[What to work on]
In the listing below, locate the lines bearing the word "JSON". Copy every one of them.

((

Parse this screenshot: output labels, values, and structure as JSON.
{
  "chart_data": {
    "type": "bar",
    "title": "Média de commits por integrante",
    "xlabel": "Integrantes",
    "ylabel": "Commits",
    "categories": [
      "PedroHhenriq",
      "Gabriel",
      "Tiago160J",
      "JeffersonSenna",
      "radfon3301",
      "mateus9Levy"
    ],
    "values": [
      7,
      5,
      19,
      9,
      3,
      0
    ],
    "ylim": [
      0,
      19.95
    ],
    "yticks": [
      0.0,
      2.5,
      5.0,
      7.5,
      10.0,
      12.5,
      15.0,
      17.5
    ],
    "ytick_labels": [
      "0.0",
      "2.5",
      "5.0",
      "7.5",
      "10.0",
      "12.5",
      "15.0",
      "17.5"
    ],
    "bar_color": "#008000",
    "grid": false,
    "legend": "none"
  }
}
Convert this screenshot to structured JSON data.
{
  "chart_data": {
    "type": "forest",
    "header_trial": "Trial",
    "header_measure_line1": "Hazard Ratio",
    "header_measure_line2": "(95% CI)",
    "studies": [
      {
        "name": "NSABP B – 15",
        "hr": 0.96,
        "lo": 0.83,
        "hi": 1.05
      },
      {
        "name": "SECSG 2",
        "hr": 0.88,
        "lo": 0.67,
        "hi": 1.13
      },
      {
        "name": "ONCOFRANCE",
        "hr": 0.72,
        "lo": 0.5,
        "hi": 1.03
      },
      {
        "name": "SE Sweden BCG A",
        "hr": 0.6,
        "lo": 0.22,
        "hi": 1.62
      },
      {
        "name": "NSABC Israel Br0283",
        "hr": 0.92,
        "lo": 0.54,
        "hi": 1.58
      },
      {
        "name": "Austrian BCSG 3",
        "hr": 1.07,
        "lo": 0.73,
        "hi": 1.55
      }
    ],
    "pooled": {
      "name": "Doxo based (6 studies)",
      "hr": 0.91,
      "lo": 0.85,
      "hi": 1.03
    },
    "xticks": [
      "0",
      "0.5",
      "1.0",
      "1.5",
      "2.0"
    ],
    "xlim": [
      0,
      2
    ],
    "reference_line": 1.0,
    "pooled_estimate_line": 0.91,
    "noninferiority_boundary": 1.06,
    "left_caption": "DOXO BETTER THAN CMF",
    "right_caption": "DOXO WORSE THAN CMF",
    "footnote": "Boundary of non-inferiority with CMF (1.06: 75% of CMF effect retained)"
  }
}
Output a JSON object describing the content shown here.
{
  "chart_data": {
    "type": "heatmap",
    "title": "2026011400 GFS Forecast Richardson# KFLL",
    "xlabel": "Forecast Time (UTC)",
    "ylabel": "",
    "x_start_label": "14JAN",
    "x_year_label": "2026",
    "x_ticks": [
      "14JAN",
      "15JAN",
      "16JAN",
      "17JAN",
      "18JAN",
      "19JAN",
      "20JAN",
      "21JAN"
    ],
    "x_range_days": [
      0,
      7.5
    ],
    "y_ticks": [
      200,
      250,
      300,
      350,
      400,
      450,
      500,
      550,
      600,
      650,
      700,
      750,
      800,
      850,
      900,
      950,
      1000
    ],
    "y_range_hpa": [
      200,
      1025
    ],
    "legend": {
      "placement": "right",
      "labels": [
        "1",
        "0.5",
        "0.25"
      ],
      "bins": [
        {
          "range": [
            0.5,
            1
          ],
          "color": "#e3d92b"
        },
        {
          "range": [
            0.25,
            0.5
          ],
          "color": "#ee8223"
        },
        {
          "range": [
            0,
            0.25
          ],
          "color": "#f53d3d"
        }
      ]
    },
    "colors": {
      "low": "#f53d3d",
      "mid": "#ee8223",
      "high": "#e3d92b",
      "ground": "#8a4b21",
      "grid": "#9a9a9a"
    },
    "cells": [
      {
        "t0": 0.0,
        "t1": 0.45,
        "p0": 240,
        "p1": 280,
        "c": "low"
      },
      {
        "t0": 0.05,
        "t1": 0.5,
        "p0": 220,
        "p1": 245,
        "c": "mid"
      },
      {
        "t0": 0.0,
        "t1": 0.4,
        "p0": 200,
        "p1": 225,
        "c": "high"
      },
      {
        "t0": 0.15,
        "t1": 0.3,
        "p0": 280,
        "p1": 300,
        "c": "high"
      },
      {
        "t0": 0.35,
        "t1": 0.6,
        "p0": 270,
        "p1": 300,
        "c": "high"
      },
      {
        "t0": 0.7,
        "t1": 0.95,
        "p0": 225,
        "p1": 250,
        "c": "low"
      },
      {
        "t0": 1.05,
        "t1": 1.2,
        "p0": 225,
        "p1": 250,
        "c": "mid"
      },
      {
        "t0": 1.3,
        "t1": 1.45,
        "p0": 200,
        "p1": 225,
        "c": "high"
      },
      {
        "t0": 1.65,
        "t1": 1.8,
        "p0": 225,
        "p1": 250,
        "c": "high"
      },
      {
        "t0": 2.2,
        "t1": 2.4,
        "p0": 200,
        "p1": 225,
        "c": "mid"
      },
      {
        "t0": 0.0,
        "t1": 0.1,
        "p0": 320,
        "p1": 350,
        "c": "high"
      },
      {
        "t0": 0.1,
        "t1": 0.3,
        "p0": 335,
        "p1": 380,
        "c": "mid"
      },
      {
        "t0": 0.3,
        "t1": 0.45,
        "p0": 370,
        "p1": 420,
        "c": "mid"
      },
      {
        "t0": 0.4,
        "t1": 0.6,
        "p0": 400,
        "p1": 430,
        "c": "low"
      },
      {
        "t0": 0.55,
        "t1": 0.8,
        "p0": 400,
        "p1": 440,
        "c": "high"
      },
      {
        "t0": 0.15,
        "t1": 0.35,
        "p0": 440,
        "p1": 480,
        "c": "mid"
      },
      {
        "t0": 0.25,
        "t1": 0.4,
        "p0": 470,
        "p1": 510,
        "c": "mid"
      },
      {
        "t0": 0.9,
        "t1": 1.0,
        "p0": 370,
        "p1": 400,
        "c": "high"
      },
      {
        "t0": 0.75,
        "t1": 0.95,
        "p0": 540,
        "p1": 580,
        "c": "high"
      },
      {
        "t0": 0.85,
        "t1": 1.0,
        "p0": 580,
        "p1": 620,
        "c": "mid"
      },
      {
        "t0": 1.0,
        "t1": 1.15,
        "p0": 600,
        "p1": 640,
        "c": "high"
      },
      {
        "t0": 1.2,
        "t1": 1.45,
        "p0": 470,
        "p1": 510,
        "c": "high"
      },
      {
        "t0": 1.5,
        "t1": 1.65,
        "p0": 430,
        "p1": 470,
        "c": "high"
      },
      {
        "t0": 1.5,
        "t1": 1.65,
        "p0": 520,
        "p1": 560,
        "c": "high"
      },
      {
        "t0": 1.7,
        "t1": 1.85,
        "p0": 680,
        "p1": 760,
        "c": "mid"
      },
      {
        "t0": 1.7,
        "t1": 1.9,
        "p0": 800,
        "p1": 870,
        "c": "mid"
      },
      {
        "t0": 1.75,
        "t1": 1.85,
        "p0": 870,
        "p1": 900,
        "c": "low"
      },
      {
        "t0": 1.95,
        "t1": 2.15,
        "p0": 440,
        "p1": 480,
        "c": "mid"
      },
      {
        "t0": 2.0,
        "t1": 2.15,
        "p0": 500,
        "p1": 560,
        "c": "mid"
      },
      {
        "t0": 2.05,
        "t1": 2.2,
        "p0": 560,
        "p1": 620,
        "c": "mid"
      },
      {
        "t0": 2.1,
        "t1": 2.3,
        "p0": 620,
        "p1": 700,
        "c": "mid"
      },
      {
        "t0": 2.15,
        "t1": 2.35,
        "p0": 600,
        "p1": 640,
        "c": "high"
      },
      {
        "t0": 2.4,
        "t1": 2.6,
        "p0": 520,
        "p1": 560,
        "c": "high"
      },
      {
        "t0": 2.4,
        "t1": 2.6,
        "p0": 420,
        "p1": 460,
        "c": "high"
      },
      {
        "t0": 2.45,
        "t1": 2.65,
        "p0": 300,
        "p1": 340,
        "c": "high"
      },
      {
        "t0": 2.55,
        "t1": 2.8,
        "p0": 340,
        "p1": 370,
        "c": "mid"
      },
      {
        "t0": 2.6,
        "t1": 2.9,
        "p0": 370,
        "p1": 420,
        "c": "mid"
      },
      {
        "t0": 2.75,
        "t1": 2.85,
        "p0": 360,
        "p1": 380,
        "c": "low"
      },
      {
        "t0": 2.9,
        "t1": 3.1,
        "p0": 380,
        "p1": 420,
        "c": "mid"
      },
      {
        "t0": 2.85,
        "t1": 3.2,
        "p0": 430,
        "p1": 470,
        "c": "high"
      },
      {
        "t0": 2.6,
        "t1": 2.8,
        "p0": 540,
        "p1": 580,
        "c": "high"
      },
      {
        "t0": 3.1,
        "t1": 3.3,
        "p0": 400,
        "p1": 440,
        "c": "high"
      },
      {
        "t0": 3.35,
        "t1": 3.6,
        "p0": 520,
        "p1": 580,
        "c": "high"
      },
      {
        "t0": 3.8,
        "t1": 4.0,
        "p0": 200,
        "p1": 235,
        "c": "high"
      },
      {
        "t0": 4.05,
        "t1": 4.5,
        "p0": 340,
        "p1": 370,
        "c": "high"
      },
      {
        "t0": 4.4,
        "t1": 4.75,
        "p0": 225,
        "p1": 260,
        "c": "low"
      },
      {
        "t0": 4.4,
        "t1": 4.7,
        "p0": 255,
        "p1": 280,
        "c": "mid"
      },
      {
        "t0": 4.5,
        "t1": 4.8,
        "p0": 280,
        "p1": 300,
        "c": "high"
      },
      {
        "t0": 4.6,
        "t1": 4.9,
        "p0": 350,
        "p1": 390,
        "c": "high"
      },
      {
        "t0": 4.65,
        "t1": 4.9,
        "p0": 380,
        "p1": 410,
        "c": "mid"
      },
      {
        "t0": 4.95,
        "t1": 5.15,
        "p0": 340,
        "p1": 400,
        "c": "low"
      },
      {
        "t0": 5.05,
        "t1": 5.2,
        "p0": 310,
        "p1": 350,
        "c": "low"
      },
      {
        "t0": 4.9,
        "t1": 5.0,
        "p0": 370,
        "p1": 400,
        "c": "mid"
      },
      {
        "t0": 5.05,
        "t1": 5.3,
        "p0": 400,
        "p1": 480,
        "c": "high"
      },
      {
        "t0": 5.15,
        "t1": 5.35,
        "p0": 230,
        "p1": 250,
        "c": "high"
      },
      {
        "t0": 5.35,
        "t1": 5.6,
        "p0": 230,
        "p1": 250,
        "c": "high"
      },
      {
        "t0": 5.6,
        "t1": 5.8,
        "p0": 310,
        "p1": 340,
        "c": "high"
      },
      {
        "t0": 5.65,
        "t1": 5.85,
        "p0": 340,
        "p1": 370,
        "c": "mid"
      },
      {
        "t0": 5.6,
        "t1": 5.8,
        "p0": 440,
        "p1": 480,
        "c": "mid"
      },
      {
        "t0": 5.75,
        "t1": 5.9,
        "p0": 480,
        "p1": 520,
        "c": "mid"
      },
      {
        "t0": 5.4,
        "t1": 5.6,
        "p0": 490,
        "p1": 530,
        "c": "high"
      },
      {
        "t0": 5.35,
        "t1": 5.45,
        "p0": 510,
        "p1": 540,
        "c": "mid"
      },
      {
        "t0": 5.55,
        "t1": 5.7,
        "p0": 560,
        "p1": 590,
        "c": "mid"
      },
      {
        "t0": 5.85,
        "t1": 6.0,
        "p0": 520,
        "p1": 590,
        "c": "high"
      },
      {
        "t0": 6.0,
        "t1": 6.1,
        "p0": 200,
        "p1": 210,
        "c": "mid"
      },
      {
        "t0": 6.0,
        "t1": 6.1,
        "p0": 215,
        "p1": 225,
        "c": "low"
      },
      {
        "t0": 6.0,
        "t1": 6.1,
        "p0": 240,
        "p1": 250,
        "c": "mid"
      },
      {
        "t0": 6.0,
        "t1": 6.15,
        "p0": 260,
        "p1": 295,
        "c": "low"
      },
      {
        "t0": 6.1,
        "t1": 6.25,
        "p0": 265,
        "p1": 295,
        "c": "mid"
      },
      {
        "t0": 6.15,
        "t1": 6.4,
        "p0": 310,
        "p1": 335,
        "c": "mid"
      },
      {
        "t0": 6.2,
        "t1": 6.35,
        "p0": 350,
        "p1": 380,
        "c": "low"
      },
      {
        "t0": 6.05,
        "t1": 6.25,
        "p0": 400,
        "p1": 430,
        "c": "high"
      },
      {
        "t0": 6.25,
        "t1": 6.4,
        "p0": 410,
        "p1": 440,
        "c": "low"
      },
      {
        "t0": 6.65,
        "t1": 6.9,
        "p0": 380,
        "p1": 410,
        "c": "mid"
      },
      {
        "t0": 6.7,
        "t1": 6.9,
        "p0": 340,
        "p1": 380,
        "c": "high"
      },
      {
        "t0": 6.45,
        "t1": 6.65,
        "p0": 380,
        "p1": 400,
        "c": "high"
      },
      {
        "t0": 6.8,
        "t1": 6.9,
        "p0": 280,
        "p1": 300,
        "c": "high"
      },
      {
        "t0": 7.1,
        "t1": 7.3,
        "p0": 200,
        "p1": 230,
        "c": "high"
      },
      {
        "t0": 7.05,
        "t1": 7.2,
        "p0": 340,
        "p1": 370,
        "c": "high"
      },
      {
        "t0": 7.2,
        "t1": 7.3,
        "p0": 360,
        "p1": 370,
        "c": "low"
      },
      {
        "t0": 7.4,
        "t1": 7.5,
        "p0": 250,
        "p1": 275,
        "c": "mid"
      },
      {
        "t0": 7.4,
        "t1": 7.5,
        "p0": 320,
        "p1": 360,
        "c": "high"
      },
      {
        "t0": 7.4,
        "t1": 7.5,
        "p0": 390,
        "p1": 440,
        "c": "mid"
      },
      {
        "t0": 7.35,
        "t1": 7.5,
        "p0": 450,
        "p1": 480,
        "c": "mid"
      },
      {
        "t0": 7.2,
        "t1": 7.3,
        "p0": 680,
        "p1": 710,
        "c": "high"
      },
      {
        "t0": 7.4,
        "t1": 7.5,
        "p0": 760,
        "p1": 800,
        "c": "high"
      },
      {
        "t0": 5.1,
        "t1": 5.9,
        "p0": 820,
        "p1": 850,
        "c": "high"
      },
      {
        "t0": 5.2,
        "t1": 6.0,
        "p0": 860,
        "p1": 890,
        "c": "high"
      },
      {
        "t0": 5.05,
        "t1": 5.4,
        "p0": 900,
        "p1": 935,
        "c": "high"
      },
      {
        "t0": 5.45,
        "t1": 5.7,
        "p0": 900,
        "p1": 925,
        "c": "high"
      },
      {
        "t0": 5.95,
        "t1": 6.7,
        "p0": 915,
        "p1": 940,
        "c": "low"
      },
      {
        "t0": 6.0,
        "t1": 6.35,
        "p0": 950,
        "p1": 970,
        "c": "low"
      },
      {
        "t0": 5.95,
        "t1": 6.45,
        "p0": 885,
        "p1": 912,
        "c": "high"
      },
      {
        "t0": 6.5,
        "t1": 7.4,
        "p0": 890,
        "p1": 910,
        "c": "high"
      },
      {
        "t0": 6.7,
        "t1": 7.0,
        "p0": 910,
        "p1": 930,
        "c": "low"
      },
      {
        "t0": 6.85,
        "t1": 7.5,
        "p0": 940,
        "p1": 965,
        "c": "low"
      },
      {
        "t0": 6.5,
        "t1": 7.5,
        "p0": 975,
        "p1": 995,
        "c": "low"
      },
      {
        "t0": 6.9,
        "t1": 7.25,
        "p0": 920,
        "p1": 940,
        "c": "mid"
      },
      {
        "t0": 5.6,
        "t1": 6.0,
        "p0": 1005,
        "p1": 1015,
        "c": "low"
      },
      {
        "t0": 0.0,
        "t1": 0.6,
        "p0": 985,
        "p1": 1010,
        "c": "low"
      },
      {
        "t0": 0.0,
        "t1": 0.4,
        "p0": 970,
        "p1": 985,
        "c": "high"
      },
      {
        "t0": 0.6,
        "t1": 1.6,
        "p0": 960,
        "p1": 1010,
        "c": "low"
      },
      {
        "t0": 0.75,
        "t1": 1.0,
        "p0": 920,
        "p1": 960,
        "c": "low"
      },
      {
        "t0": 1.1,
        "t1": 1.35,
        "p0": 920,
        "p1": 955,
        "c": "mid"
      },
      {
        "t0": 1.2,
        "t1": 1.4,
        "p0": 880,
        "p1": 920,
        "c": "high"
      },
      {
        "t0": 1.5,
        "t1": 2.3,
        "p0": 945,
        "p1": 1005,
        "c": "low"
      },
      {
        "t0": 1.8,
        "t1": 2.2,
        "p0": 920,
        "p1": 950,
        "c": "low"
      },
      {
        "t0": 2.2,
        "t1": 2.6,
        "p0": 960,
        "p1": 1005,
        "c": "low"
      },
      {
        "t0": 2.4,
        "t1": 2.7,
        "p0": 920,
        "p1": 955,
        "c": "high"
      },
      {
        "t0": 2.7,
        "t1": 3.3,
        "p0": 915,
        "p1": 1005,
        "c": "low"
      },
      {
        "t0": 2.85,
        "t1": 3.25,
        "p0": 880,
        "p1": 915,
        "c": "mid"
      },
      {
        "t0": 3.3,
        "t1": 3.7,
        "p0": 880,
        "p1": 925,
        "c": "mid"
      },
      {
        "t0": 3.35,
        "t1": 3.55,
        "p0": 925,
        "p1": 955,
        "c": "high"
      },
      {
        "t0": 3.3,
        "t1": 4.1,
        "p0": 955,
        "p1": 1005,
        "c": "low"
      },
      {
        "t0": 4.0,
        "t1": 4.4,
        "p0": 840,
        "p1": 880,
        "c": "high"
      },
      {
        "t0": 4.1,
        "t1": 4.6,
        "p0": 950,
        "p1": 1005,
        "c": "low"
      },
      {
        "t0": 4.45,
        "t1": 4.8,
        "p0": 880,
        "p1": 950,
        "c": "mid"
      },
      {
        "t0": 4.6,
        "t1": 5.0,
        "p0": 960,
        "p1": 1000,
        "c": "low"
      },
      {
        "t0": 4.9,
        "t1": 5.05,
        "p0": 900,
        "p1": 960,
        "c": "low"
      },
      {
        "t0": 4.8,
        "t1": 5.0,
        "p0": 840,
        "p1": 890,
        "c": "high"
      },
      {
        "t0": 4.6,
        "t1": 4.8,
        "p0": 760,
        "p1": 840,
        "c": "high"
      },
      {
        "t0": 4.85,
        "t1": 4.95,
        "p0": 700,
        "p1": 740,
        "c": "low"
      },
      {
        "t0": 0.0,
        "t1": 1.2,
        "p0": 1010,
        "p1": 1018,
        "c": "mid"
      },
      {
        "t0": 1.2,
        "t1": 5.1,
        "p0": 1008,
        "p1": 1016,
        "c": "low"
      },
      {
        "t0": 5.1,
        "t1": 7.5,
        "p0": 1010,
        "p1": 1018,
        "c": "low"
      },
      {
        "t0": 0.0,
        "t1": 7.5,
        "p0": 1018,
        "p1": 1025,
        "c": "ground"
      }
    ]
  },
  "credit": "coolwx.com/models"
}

))

[Correct output]
Parse this screenshot: output labels, values, and structure as JSON.
Convert this screenshot to structured JSON data.
Output a JSON object describing the content shown here.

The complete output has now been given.